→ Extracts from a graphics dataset

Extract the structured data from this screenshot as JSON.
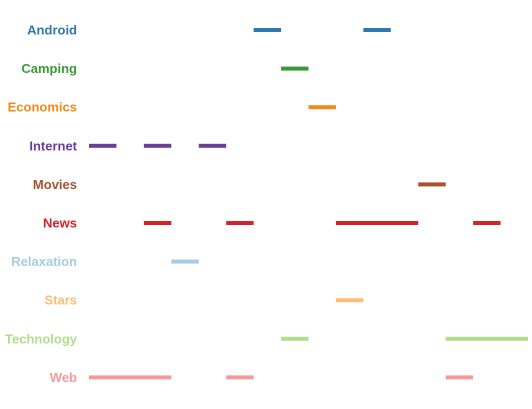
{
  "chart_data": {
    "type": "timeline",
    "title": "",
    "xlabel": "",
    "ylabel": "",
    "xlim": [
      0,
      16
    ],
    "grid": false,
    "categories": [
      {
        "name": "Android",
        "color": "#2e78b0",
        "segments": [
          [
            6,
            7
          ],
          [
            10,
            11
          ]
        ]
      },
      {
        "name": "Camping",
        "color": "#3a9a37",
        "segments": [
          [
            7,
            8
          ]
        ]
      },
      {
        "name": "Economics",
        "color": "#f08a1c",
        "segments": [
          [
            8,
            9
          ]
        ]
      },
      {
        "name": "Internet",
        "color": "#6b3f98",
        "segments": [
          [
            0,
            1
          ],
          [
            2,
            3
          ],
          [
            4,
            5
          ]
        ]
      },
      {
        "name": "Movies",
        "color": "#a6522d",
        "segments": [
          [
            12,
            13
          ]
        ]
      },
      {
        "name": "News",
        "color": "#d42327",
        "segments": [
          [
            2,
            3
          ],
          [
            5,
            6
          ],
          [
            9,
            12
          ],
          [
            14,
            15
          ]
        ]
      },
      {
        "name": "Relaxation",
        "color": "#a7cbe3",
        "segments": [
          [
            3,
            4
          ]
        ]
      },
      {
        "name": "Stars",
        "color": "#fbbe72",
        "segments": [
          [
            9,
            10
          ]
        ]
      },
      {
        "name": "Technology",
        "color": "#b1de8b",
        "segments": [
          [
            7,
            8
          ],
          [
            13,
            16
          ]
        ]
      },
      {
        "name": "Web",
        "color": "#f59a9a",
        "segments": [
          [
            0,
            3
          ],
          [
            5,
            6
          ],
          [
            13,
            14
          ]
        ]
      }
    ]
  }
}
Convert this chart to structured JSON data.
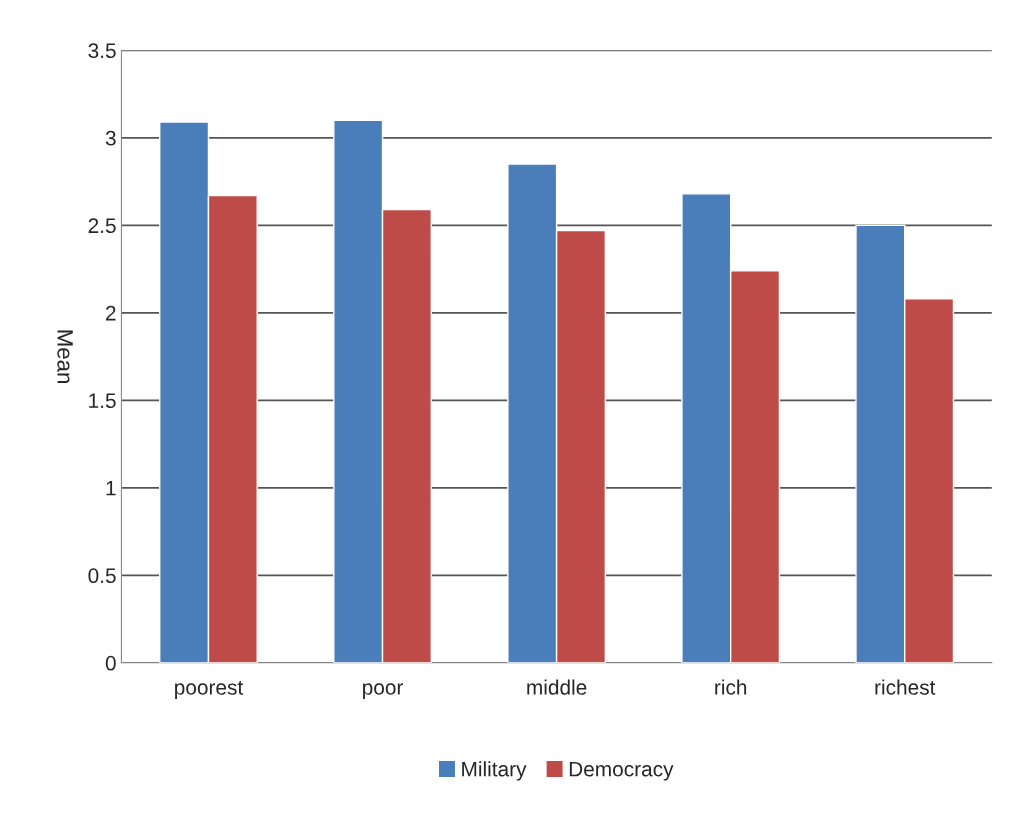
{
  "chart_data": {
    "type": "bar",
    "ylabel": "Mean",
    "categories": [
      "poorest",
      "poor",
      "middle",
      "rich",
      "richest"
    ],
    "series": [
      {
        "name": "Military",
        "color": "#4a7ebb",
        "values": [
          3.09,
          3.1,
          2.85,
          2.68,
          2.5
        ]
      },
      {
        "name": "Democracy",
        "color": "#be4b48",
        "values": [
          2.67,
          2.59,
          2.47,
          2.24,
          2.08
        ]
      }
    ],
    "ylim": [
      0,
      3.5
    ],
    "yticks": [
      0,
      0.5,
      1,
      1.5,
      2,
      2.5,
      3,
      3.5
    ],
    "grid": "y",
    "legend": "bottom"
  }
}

→ Written exercise
Reproduce precisely the lines of the listing above, from the line containing "Convert this chart to structured JSON data." to the last line, both ends included. Pictures are to be omitted.

→ Task solution
Convert this chart to structured JSON data.
{
  "chart_data": {
    "type": "bar",
    "ylabel": "Mean",
    "categories": [
      "poorest",
      "poor",
      "middle",
      "rich",
      "richest"
    ],
    "series": [
      {
        "name": "Military",
        "color": "#4a7ebb",
        "values": [
          3.09,
          3.1,
          2.85,
          2.68,
          2.5
        ]
      },
      {
        "name": "Democracy",
        "color": "#be4b48",
        "values": [
          2.67,
          2.59,
          2.47,
          2.24,
          2.08
        ]
      }
    ],
    "ylim": [
      0,
      3.5
    ],
    "yticks": [
      0,
      0.5,
      1,
      1.5,
      2,
      2.5,
      3,
      3.5
    ],
    "grid": "y",
    "legend": "bottom"
  }
}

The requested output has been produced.